## Direction
Output all records precisely as written.
....
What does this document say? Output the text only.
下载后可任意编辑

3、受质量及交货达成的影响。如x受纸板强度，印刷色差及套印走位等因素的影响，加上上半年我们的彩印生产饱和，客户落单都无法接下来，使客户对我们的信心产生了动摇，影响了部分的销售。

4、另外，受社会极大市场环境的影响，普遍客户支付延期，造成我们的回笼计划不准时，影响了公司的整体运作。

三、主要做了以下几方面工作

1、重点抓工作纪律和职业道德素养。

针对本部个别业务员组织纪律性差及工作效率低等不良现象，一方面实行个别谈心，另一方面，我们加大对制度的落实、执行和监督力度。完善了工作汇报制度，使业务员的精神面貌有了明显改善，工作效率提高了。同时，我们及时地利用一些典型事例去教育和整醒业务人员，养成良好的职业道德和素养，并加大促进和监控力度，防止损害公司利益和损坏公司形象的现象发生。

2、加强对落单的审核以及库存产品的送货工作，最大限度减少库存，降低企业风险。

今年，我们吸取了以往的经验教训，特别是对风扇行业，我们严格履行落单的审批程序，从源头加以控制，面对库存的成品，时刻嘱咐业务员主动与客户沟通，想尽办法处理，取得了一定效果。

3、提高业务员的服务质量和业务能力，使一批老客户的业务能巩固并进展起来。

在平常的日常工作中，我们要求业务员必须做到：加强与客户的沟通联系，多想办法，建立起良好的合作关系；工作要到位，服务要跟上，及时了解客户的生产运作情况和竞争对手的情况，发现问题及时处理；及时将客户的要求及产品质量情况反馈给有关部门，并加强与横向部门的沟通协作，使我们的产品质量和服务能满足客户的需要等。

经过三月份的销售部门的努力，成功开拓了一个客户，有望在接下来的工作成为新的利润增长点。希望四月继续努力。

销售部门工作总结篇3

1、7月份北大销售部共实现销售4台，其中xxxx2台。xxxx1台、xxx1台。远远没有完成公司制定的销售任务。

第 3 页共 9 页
....
## Exercise output
What does this document say? Output the text only.
下载后可任意编辑

3、受质量及交货达成的影响。如x受纸板强度，印刷色差及套印走位等因素的影响，加上上半年我们的彩印生产饱和，客户落单都无法接下来，使客户对我们的信心产生了动摇，影响了部分的销售。

4、另外，受社会极大市场环境的影响，普遍客户支付延期，造成我们的回笼计划不准时，影响了公司的整体运作。

三、主要做了以下几方面工作

1、重点抓工作纪律和职业道德素养。

针对本部个别业务员组织纪律性差及工作效率低等不良现象，一方面实行个别谈心，另一方面，我们加大对制度的落实、执行和监督力度。完善了工作汇报制度，使业务员的精神面貌有了明显改善，工作效率提高了。同时，我们及时地利用一些典型事例去教育和整醒业务人员，养成良好的职业道德和素养，并加大促进和监控力度，防止损害公司利益和损坏公司形象的现象发生。

2、加强对落单的审核以及库存产品的送货工作，最大限度减少库存，降低企业风险。

今年，我们吸取了以往的经验教训，特别是对风扇行业，我们严格履行落单的审批程序，从源头加以控制，面对库存的成品，时刻嘱咐业务员主动与客户沟通，想尽办法处理，取得了一定效果。

3、提高业务员的服务质量和业务能力，使一批老客户的业务能巩固并进展起来。

在平常的日常工作中，我们要求业务员必须做到：加强与客户的沟通联系，多想办法，建立起良好的合作关系；工作要到位，服务要跟上，及时了解客户的生产运作情况和竞争对手的情况，发现问题及时处理；及时将客户的要求及产品质量情况反馈给有关部门，并加强与横向部门的沟通协作，使我们的产品质量和服务能满足客户的需要等。

经过三月份的销售部门的努力，成功开拓了一个客户，有望在接下来的工作成为新的利润增长点。希望四月继续努力。

销售部门工作总结篇3

1、7月份北大销售部共实现销售4台，其中xxxx2台。xxxx1台、xxx1台。远远没有完成公司制定的销售任务。

第 3 页共 9 页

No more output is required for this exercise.